## Problem statement
Return the count of lines that hold the string "цена", with no other words.

## Data provided
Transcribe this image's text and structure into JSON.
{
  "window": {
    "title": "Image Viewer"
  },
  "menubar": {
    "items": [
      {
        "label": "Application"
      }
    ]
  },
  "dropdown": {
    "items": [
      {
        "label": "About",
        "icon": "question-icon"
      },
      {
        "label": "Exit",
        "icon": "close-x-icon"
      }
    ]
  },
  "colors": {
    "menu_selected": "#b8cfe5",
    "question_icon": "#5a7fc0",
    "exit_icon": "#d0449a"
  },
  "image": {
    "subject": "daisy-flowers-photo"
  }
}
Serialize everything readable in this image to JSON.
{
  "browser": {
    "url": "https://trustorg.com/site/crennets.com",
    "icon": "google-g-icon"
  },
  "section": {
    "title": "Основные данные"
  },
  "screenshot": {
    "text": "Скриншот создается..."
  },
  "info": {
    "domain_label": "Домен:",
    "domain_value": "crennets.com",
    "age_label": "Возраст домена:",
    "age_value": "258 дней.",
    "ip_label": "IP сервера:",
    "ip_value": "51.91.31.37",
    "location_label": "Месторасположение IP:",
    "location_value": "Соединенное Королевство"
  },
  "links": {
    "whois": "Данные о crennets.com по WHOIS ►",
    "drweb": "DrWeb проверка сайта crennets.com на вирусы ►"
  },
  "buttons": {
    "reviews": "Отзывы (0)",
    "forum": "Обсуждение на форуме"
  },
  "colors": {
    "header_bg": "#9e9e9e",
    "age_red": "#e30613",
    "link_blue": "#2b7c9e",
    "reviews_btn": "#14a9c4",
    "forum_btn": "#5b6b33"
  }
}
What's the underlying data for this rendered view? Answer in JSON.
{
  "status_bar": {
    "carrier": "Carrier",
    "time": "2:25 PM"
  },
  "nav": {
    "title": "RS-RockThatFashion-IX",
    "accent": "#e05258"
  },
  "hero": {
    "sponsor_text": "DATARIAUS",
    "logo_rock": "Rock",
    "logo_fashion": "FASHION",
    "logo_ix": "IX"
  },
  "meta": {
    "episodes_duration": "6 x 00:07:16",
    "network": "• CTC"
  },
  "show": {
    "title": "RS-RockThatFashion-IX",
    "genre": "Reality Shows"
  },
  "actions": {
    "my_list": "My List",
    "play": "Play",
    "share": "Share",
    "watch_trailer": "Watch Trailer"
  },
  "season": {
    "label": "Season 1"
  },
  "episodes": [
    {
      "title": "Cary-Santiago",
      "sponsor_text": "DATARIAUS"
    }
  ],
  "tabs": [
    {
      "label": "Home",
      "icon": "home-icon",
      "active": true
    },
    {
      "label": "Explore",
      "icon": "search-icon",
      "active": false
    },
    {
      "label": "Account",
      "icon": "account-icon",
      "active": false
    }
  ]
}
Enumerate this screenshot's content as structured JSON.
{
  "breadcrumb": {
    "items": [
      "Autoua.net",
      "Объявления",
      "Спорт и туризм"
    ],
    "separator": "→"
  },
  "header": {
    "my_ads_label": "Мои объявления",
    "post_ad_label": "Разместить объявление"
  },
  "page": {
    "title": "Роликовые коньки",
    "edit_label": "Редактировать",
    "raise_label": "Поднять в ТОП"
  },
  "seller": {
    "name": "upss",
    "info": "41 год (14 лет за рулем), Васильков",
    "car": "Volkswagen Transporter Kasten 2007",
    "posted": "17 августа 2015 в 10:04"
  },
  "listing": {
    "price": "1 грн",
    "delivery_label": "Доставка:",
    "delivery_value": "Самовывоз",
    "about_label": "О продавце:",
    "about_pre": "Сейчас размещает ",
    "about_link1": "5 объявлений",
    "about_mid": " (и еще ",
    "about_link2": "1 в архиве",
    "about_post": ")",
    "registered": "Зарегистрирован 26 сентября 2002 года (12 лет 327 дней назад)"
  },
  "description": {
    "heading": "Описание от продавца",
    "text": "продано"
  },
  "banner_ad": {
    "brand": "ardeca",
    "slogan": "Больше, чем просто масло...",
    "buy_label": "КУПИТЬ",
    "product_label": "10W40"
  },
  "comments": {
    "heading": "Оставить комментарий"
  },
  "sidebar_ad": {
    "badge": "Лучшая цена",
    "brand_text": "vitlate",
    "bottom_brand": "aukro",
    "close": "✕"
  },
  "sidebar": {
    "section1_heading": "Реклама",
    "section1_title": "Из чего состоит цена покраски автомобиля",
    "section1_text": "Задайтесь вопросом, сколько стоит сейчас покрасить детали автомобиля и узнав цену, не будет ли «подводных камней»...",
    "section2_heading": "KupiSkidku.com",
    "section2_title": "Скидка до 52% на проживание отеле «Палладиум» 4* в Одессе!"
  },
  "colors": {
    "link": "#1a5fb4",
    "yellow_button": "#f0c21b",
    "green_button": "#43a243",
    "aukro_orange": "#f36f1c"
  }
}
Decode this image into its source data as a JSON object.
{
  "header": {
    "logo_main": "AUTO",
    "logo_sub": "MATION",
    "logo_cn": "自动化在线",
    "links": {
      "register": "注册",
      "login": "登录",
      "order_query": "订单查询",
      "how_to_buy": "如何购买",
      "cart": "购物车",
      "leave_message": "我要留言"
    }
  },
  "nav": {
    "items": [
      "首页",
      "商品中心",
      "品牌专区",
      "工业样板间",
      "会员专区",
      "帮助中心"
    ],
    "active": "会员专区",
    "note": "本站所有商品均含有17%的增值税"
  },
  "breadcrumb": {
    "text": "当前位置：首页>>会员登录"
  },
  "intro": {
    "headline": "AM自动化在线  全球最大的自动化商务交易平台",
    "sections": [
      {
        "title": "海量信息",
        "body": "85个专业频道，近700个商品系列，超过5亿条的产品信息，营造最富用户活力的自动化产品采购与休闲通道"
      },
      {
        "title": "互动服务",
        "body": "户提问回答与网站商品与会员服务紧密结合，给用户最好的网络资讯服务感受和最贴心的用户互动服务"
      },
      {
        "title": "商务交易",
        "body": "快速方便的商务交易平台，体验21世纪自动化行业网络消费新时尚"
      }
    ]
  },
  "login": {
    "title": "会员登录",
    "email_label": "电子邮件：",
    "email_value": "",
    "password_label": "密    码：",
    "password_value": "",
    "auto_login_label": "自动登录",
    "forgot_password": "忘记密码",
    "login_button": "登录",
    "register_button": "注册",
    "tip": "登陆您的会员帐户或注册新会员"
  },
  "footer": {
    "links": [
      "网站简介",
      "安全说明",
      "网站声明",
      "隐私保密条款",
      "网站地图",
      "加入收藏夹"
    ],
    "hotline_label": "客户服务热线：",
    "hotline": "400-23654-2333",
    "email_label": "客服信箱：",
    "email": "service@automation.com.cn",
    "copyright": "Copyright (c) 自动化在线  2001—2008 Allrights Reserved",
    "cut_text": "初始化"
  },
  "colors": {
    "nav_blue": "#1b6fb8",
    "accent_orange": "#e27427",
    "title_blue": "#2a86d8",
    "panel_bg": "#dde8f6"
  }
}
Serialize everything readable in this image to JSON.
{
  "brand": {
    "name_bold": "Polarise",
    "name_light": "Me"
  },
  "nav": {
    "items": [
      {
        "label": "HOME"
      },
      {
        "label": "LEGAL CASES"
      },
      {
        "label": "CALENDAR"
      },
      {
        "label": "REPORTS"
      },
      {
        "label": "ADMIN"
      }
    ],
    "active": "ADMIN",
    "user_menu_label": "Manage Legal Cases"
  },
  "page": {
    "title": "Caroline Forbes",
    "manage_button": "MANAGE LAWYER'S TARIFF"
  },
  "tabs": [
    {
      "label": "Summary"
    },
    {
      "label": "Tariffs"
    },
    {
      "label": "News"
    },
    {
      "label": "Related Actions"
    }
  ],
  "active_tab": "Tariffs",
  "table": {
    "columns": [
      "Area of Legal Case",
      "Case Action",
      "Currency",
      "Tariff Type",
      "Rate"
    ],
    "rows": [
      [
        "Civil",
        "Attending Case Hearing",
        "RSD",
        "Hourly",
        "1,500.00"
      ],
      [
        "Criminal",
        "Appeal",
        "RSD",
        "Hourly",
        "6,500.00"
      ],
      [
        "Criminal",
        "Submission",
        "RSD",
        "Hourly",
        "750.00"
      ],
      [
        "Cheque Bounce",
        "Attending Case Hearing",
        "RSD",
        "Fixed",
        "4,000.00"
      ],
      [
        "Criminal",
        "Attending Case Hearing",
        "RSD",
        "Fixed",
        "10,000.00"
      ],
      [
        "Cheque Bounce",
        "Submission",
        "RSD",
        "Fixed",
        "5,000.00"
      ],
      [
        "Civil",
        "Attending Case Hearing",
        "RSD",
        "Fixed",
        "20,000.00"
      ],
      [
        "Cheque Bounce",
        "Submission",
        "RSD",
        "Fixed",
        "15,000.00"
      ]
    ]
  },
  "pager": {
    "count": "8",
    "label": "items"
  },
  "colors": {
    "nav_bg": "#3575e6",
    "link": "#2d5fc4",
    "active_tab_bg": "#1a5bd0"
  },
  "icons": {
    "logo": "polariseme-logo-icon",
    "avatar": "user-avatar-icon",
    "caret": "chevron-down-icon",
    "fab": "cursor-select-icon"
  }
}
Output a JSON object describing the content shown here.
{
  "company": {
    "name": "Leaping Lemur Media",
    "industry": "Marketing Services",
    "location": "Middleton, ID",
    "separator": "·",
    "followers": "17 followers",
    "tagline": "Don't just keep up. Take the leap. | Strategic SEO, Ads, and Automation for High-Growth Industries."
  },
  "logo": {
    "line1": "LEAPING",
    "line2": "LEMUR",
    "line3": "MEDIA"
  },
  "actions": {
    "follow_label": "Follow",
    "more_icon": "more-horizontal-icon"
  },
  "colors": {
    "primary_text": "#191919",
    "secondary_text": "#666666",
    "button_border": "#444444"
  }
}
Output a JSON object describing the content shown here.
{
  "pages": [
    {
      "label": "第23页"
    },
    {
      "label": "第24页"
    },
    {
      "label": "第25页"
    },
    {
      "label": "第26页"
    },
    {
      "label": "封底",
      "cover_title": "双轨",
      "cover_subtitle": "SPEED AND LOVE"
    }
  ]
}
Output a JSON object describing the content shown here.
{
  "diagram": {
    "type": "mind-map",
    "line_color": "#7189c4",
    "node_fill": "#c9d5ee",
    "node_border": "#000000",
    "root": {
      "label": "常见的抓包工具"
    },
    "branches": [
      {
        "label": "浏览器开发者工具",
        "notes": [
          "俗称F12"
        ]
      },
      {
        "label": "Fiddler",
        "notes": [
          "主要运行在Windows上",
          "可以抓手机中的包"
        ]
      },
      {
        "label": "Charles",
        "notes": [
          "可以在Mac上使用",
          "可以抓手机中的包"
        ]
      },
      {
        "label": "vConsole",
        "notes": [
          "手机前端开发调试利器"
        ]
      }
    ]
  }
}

## Answer to this exercise
2